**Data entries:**
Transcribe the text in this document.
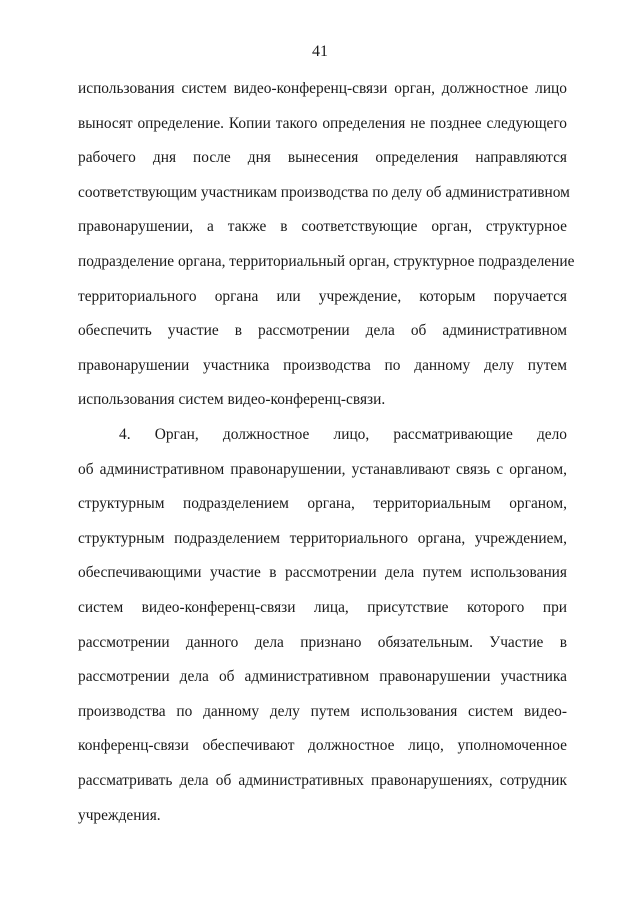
41
использования систем видео-конференц-связи орган, должностное лицо
выносят определение. Копии такого определения не позднее следующего
рабочего дня после дня вынесения определения направляются
соответствующим участникам производства по делу об административном
правонарушении, а также в соответствующие орган, структурное
подразделение органа, территориальный орган, структурное подразделение
территориального органа или учреждение, которым поручается
обеспечить участие в рассмотрении дела об административном
правонарушении участника производства по данному делу путем
использования систем видео-конференц-связи.
4. Орган, должностное лицо, рассматривающие дело
об административном правонарушении, устанавливают связь с органом,
структурным подразделением органа, территориальным органом,
структурным подразделением территориального органа, учреждением,
обеспечивающими участие в рассмотрении дела путем использования
систем видео-конференц-связи лица, присутствие которого при
рассмотрении данного дела признано обязательным. Участие в
рассмотрении дела об административном правонарушении участника
производства по данному делу путем использования систем видео-
конференц-связи обеспечивают должностное лицо, уполномоченное
рассматривать дела об административных правонарушениях, сотрудник
учреждения.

**SET EXERCISE:** Scan the material above for the string "должностное" and return the lines that hold it.

**FULL ANSWER:**
использования систем видео-конференц-связи орган, должностное лицо
4. Орган, должностное лицо, рассматривающие дело
конференц-связи обеспечивают должностное лицо, уполномоченное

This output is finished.